### WHAT IS ASKED
Among the lines below, count those with "added". Give the total alone.

### DATA SECTION
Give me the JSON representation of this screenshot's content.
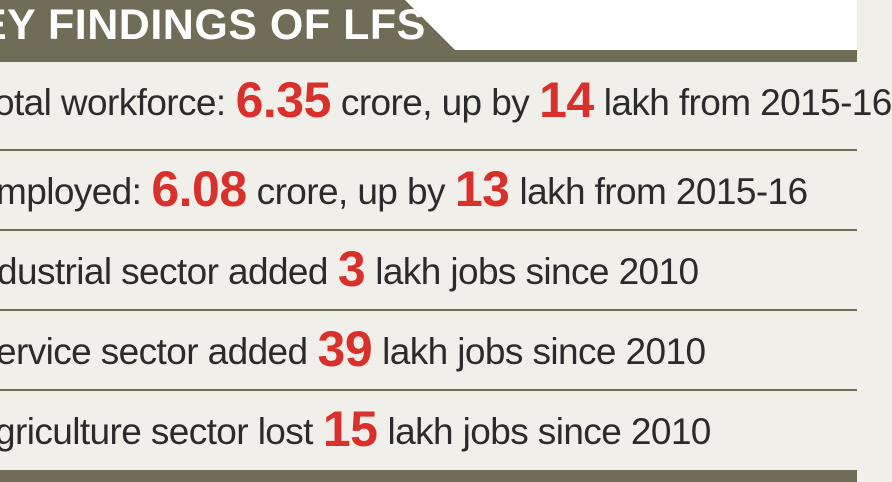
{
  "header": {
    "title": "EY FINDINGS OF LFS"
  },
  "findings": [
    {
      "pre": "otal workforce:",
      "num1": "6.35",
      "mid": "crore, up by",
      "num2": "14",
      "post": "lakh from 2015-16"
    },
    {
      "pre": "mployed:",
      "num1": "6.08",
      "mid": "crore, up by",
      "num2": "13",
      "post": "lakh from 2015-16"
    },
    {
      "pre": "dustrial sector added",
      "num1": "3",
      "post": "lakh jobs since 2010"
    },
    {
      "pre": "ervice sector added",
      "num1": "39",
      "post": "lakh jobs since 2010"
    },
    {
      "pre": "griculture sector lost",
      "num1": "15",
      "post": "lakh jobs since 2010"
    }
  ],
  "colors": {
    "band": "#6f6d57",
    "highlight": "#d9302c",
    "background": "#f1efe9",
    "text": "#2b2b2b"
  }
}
* * *
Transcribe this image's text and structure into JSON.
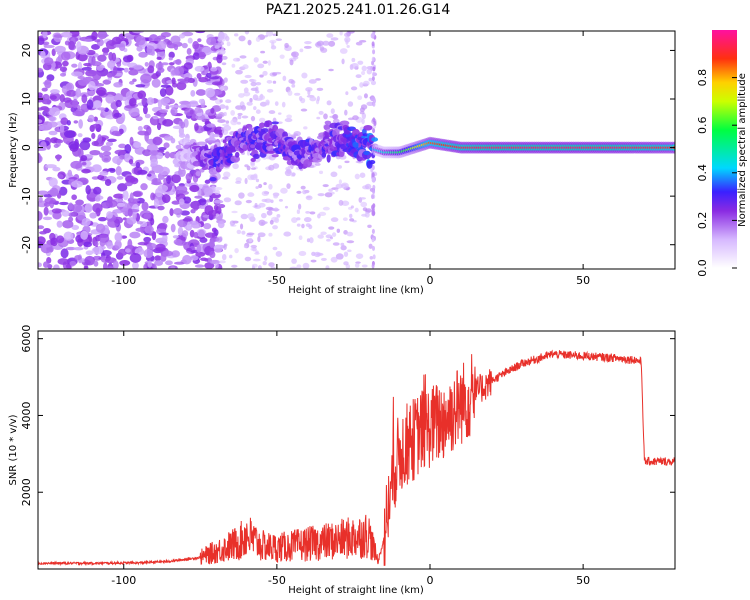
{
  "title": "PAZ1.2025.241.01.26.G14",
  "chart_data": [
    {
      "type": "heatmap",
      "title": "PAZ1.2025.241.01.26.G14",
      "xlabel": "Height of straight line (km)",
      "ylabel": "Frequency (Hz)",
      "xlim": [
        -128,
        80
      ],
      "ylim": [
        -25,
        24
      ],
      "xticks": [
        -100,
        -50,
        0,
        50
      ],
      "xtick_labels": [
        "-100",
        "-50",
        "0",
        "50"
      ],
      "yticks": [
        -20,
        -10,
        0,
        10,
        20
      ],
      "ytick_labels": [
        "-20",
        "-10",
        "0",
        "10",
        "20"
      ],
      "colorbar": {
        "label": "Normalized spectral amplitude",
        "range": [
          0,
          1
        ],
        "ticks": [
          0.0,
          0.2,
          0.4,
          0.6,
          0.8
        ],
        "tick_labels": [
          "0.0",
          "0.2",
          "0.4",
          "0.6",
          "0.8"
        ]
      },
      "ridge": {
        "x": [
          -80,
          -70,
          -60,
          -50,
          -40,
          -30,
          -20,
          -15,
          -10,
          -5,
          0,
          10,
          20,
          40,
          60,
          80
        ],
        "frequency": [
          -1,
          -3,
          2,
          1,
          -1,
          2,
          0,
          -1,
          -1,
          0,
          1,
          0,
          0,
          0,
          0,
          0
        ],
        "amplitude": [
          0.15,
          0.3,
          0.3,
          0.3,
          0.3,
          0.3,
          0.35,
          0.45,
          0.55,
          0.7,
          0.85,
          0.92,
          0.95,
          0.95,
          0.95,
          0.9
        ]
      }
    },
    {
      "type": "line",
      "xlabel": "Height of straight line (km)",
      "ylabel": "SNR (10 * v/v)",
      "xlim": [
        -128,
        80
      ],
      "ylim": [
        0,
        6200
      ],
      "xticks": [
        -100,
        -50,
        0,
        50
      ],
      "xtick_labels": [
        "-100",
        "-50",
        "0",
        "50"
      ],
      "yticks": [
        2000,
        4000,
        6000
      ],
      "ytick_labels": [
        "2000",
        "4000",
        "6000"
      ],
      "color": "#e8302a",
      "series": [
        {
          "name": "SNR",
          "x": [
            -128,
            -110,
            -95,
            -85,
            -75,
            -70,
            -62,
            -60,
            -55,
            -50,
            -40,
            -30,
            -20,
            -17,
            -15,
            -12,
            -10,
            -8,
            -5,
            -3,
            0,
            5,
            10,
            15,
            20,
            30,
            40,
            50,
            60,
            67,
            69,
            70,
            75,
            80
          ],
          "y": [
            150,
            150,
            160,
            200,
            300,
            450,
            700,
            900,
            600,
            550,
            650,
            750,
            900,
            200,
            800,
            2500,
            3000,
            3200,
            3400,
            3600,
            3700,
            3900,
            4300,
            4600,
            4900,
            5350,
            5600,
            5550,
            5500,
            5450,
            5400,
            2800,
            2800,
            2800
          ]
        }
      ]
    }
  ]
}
--
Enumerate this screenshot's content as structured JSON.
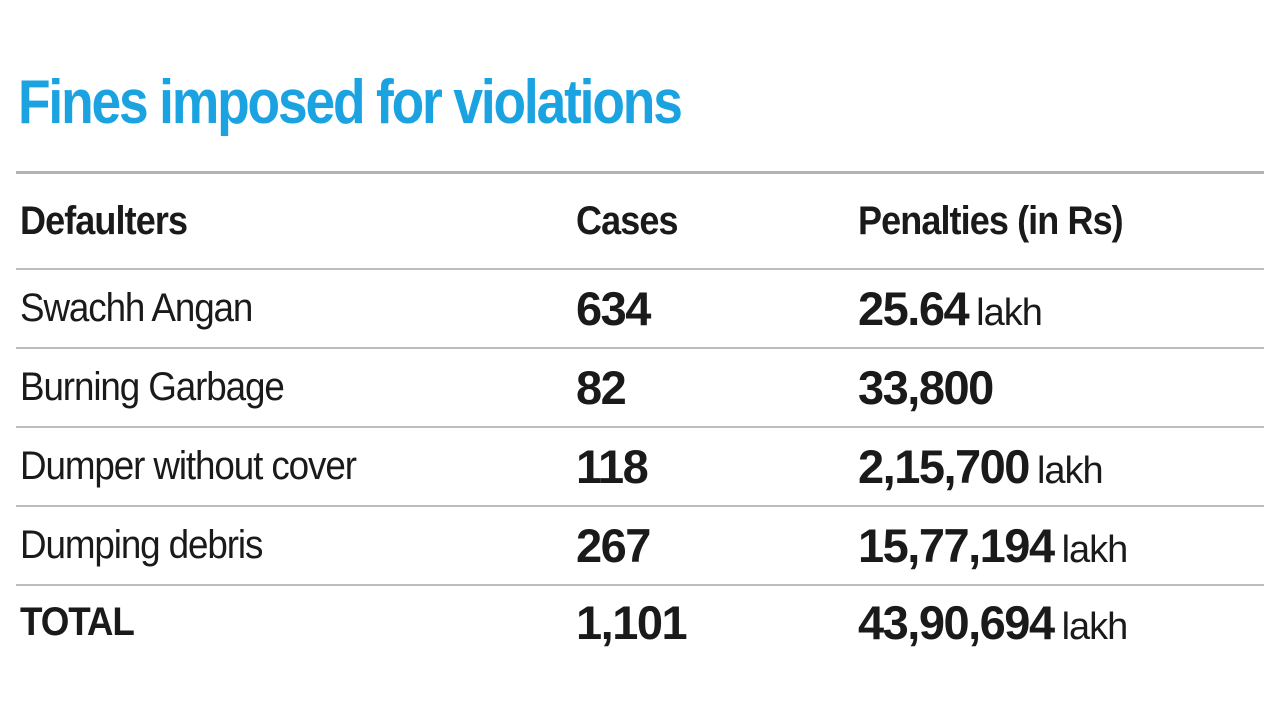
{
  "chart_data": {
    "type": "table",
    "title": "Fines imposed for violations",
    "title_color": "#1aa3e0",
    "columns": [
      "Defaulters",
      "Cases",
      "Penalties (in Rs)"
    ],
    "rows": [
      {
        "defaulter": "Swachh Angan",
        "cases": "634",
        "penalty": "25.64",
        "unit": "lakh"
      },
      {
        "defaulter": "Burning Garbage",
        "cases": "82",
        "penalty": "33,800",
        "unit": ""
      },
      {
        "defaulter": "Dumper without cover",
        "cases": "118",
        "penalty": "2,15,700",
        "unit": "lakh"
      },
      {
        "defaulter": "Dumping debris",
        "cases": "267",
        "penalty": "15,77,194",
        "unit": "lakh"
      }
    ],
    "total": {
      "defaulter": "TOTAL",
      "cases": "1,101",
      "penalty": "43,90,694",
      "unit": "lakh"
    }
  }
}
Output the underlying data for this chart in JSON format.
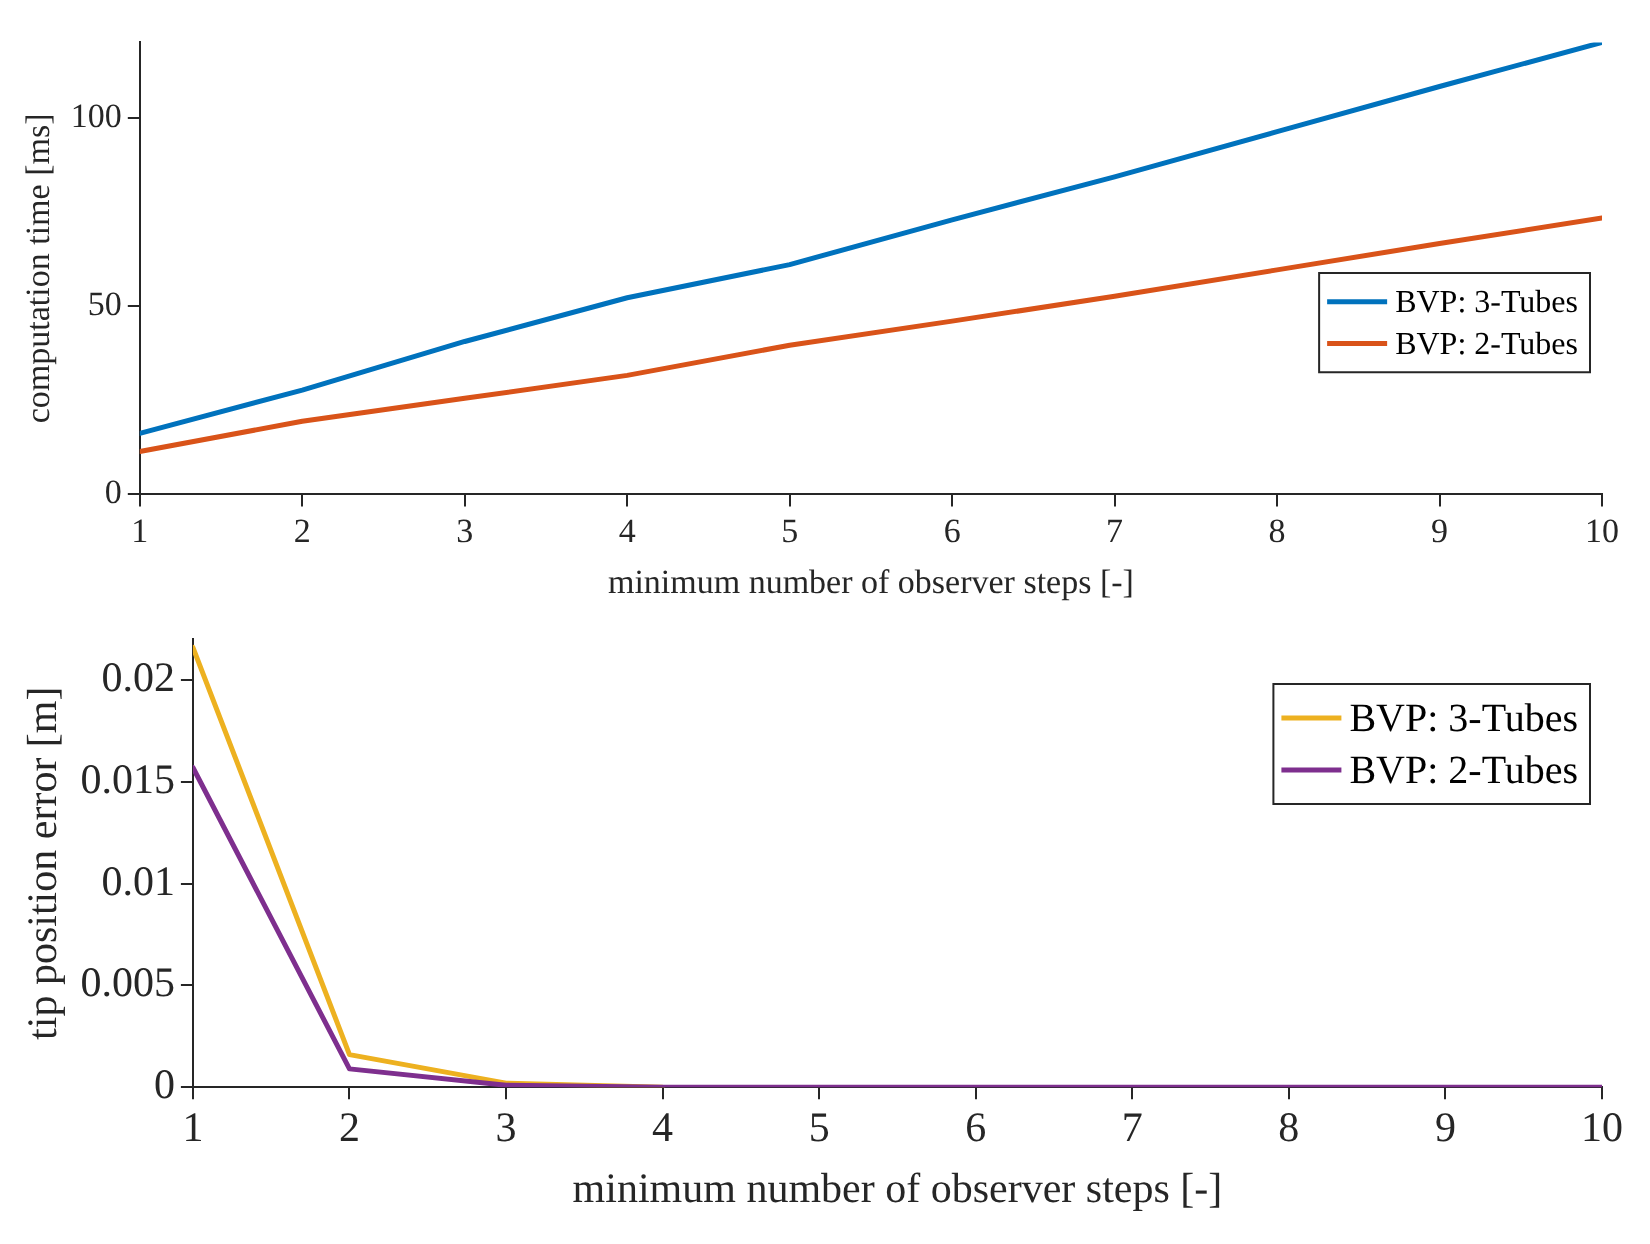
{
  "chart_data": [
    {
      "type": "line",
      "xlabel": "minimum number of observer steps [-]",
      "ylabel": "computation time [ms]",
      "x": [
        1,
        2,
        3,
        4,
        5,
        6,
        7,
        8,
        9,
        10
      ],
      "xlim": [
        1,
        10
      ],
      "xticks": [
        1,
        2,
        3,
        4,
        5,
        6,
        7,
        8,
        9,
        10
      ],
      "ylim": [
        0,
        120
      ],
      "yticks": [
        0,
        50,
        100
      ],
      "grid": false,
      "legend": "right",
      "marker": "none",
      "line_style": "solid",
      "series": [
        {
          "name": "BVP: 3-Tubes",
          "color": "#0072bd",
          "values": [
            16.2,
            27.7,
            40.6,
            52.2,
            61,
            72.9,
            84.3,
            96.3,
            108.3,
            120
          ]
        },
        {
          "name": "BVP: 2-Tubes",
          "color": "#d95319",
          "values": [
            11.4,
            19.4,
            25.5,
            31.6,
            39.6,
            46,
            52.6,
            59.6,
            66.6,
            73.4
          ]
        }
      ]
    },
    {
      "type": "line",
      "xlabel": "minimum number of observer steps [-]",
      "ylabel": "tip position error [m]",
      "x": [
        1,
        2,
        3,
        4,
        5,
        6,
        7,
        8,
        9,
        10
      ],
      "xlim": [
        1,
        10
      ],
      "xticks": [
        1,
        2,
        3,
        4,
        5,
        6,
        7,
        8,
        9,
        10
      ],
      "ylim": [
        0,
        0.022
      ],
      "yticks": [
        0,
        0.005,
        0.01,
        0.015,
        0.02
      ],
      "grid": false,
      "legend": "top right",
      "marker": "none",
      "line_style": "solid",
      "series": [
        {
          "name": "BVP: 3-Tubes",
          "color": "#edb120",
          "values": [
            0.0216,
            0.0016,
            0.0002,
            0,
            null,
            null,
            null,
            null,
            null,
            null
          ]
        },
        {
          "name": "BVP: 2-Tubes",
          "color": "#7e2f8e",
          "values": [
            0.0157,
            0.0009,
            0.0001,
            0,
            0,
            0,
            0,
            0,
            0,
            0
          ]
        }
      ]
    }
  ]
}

### FINAL RESULT
2